Write out the listing in full, matching it word for word.
┌──
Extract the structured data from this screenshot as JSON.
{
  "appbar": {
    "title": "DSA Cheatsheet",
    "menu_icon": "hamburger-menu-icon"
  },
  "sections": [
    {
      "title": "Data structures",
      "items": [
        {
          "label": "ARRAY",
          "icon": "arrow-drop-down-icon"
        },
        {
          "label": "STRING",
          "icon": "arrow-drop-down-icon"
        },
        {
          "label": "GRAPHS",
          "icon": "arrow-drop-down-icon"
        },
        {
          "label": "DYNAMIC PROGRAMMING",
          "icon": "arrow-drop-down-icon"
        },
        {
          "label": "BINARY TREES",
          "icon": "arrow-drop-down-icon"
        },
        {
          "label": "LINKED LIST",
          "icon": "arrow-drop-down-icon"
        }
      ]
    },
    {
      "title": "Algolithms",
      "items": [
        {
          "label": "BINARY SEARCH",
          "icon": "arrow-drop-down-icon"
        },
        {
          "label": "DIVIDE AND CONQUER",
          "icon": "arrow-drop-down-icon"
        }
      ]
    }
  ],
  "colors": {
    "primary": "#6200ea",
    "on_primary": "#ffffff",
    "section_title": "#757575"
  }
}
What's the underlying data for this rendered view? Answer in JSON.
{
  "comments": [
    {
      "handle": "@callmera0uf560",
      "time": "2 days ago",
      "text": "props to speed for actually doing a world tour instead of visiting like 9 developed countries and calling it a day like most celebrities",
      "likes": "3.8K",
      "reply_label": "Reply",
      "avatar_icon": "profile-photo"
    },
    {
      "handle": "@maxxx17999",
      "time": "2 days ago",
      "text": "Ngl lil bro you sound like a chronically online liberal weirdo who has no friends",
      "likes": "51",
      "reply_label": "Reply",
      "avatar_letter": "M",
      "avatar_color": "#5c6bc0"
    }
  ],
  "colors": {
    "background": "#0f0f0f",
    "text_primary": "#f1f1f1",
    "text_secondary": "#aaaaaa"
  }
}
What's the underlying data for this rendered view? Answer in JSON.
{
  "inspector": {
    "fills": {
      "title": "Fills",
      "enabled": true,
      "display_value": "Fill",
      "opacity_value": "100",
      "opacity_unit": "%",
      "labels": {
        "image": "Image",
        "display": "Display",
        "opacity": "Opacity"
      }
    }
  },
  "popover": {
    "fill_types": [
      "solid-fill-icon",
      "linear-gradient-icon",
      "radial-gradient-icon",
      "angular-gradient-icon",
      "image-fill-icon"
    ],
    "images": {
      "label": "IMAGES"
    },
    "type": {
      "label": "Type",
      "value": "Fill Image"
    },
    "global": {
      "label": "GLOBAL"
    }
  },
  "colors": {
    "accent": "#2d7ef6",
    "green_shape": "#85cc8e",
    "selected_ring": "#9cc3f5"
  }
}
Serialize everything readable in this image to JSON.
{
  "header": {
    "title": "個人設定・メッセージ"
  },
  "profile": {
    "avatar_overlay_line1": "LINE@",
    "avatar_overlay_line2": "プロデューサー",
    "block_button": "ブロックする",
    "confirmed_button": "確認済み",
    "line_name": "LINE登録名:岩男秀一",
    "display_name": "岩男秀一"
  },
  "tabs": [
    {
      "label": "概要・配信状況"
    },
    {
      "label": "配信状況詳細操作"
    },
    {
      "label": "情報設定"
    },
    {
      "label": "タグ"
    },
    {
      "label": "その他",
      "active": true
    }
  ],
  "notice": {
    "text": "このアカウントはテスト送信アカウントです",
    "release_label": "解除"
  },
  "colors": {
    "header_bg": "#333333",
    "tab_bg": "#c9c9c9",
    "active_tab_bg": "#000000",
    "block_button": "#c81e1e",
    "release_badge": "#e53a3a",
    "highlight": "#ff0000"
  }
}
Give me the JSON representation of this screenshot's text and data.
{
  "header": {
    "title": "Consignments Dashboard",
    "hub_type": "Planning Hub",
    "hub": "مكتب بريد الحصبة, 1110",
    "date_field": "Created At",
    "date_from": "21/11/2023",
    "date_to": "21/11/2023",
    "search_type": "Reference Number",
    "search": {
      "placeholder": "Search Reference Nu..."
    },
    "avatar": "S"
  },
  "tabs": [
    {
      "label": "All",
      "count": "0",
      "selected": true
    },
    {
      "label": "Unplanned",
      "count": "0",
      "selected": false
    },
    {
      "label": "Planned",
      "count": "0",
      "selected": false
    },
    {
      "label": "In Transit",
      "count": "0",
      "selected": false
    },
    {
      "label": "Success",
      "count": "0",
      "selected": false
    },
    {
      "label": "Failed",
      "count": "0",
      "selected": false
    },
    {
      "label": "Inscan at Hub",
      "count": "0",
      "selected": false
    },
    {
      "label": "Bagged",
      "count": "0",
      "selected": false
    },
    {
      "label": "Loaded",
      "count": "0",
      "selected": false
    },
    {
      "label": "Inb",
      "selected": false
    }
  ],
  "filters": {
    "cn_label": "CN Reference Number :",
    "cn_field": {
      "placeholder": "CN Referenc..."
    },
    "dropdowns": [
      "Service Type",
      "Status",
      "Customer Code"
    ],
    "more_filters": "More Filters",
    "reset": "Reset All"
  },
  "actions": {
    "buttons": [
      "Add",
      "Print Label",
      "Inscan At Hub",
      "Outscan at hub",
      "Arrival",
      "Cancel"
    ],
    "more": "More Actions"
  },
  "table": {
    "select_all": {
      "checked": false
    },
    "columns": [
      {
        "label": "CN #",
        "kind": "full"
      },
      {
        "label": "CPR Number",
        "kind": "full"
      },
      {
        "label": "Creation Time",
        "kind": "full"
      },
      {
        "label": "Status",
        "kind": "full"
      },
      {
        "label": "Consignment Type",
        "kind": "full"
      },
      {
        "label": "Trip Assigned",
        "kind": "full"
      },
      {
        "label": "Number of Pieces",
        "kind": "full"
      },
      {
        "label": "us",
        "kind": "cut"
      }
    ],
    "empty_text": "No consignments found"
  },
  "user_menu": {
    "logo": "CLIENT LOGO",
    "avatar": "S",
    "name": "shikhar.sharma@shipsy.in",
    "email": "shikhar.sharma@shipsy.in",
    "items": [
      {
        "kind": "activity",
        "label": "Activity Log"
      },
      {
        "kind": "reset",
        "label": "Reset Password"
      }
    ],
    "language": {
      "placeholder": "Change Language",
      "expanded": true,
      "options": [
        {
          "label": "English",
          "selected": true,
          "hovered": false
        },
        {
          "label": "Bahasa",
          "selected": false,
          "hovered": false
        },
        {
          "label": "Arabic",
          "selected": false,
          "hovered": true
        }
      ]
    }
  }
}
└──
#### REPLY TO THE TASK
Extract the structured data from this screenshot as JSON.
{
  "appbar": {
    "title": "DSA Cheatsheet",
    "menu_icon": "hamburger-menu-icon"
  },
  "sections": [
    {
      "title": "Data structures",
      "items": [
        {
          "label": "ARRAY",
          "icon": "arrow-drop-down-icon"
        },
        {
          "label": "STRING",
          "icon": "arrow-drop-down-icon"
        },
        {
          "label": "GRAPHS",
          "icon": "arrow-drop-down-icon"
        },
        {
          "label": "DYNAMIC PROGRAMMING",
          "icon": "arrow-drop-down-icon"
        },
        {
          "label": "BINARY TREES",
          "icon": "arrow-drop-down-icon"
        },
        {
          "label": "LINKED LIST",
          "icon": "arrow-drop-down-icon"
        }
      ]
    },
    {
      "title": "Algolithms",
      "items": [
        {
          "label": "BINARY SEARCH",
          "icon": "arrow-drop-down-icon"
        },
        {
          "label": "DIVIDE AND CONQUER",
          "icon": "arrow-drop-down-icon"
        }
      ]
    }
  ],
  "colors": {
    "primary": "#6200ea",
    "on_primary": "#ffffff",
    "section_title": "#757575"
  }
}
What's the underlying data for this rendered view? Answer in JSON.
{
  "comments": [
    {
      "handle": "@callmera0uf560",
      "time": "2 days ago",
      "text": "props to speed for actually doing a world tour instead of visiting like 9 developed countries and calling it a day like most celebrities",
      "likes": "3.8K",
      "reply_label": "Reply",
      "avatar_icon": "profile-photo"
    },
    {
      "handle": "@maxxx17999",
      "time": "2 days ago",
      "text": "Ngl lil bro you sound like a chronically online liberal weirdo who has no friends",
      "likes": "51",
      "reply_label": "Reply",
      "avatar_letter": "M",
      "avatar_color": "#5c6bc0"
    }
  ],
  "colors": {
    "background": "#0f0f0f",
    "text_primary": "#f1f1f1",
    "text_secondary": "#aaaaaa"
  }
}
What's the underlying data for this rendered view? Answer in JSON.
{
  "inspector": {
    "fills": {
      "title": "Fills",
      "enabled": true,
      "display_value": "Fill",
      "opacity_value": "100",
      "opacity_unit": "%",
      "labels": {
        "image": "Image",
        "display": "Display",
        "opacity": "Opacity"
      }
    }
  },
  "popover": {
    "fill_types": [
      "solid-fill-icon",
      "linear-gradient-icon",
      "radial-gradient-icon",
      "angular-gradient-icon",
      "image-fill-icon"
    ],
    "images": {
      "label": "IMAGES"
    },
    "type": {
      "label": "Type",
      "value": "Fill Image"
    },
    "global": {
      "label": "GLOBAL"
    }
  },
  "colors": {
    "accent": "#2d7ef6",
    "green_shape": "#85cc8e",
    "selected_ring": "#9cc3f5"
  }
}
Serialize everything readable in this image to JSON.
{
  "header": {
    "title": "個人設定・メッセージ"
  },
  "profile": {
    "avatar_overlay_line1": "LINE@",
    "avatar_overlay_line2": "プロデューサー",
    "block_button": "ブロックする",
    "confirmed_button": "確認済み",
    "line_name": "LINE登録名:岩男秀一",
    "display_name": "岩男秀一"
  },
  "tabs": [
    {
      "label": "概要・配信状況"
    },
    {
      "label": "配信状況詳細操作"
    },
    {
      "label": "情報設定"
    },
    {
      "label": "タグ"
    },
    {
      "label": "その他",
      "active": true
    }
  ],
  "notice": {
    "text": "このアカウントはテスト送信アカウントです",
    "release_label": "解除"
  },
  "colors": {
    "header_bg": "#333333",
    "tab_bg": "#c9c9c9",
    "active_tab_bg": "#000000",
    "block_button": "#c81e1e",
    "release_badge": "#e53a3a",
    "highlight": "#ff0000"
  }
}
Give me the JSON representation of this screenshot's text and data.
{
  "header": {
    "title": "Consignments Dashboard",
    "hub_type": "Planning Hub",
    "hub": "مكتب بريد الحصبة, 1110",
    "date_field": "Created At",
    "date_from": "21/11/2023",
    "date_to": "21/11/2023",
    "search_type": "Reference Number",
    "search": {
      "placeholder": "Search Reference Nu..."
    },
    "avatar": "S"
  },
  "tabs": [
    {
      "label": "All",
      "count": "0",
      "selected": true
    },
    {
      "label": "Unplanned",
      "count": "0",
      "selected": false
    },
    {
      "label": "Planned",
      "count": "0",
      "selected": false
    },
    {
      "label": "In Transit",
      "count": "0",
      "selected": false
    },
    {
      "label": "Success",
      "count": "0",
      "selected": false
    },
    {
      "label": "Failed",
      "count": "0",
      "selected": false
    },
    {
      "label": "Inscan at Hub",
      "count": "0",
      "selected": false
    },
    {
      "label": "Bagged",
      "count": "0",
      "selected": false
    },
    {
      "label": "Loaded",
      "count": "0",
      "selected": false
    },
    {
      "label": "Inb",
      "selected": false
    }
  ],
  "filters": {
    "cn_label": "CN Reference Number :",
    "cn_field": {
      "placeholder": "CN Referenc..."
    },
    "dropdowns": [
      "Service Type",
      "Status",
      "Customer Code"
    ],
    "more_filters": "More Filters",
    "reset": "Reset All"
  },
  "actions": {
    "buttons": [
      "Add",
      "Print Label",
      "Inscan At Hub",
      "Outscan at hub",
      "Arrival",
      "Cancel"
    ],
    "more": "More Actions"
  },
  "table": {
    "select_all": {
      "checked": false
    },
    "columns": [
      {
        "label": "CN #",
        "kind": "full"
      },
      {
        "label": "CPR Number",
        "kind": "full"
      },
      {
        "label": "Creation Time",
        "kind": "full"
      },
      {
        "label": "Status",
        "kind": "full"
      },
      {
        "label": "Consignment Type",
        "kind": "full"
      },
      {
        "label": "Trip Assigned",
        "kind": "full"
      },
      {
        "label": "Number of Pieces",
        "kind": "full"
      },
      {
        "label": "us",
        "kind": "cut"
      }
    ],
    "empty_text": "No consignments found"
  },
  "user_menu": {
    "logo": "CLIENT LOGO",
    "avatar": "S",
    "name": "shikhar.sharma@shipsy.in",
    "email": "shikhar.sharma@shipsy.in",
    "items": [
      {
        "kind": "activity",
        "label": "Activity Log"
      },
      {
        "kind": "reset",
        "label": "Reset Password"
      }
    ],
    "language": {
      "placeholder": "Change Language",
      "expanded": true,
      "options": [
        {
          "label": "English",
          "selected": true,
          "hovered": false
        },
        {
          "label": "Bahasa",
          "selected": false,
          "hovered": false
        },
        {
          "label": "Arabic",
          "selected": false,
          "hovered": true
        }
      ]
    }
  }
}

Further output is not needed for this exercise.